Image layout annotations
━━━━━━━━
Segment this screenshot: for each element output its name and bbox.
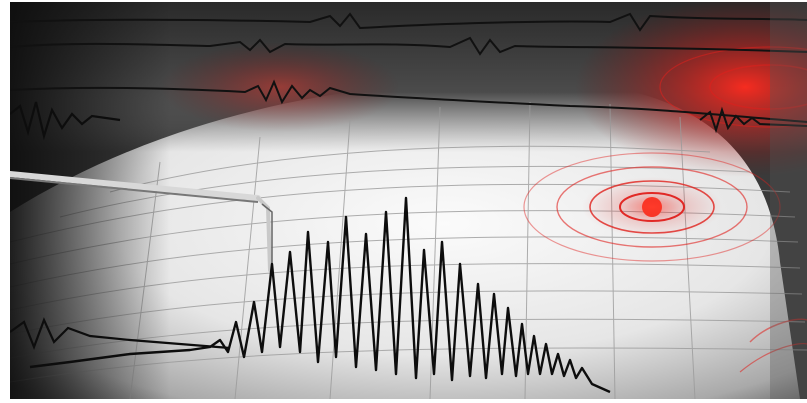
seismograph-illustration	[10, 2, 807, 399]
stylus-arm	[10, 171, 273, 272]
background-traces	[10, 12, 807, 134]
seismic-waveform	[29, 196, 611, 394]
seismograph-photo	[10, 2, 807, 399]
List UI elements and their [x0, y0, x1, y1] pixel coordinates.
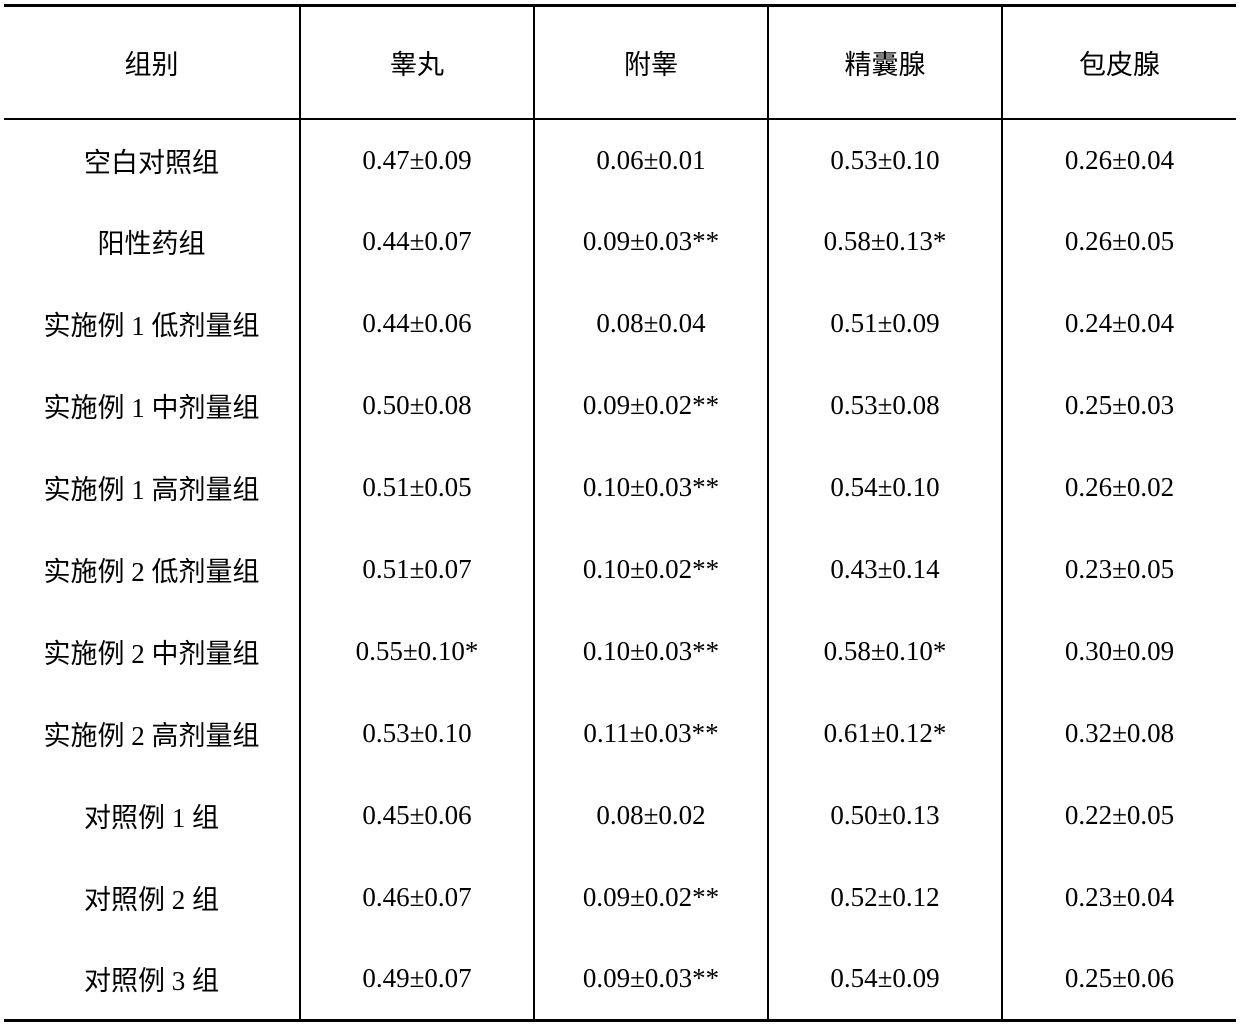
━━━━━━━━
#### [WRITTEN EXERCISE]
Convert every line of the listing above into a numbered list, leaving out blank lines and the picture placeholders.

#### [WRITTEN RESPONSE]
1. Segment this screenshot: for each element output its name and bbox.
2. seismograph-illustration	[10, 2, 807, 399]
3. stylus-arm	[10, 171, 273, 272]
4. background-traces	[10, 12, 807, 134]
5. seismic-waveform	[29, 196, 611, 394]
6. seismograph-photo	[10, 2, 807, 399]
7. List UI elements and their [x0, y0, x1, y1] pixel coordinates.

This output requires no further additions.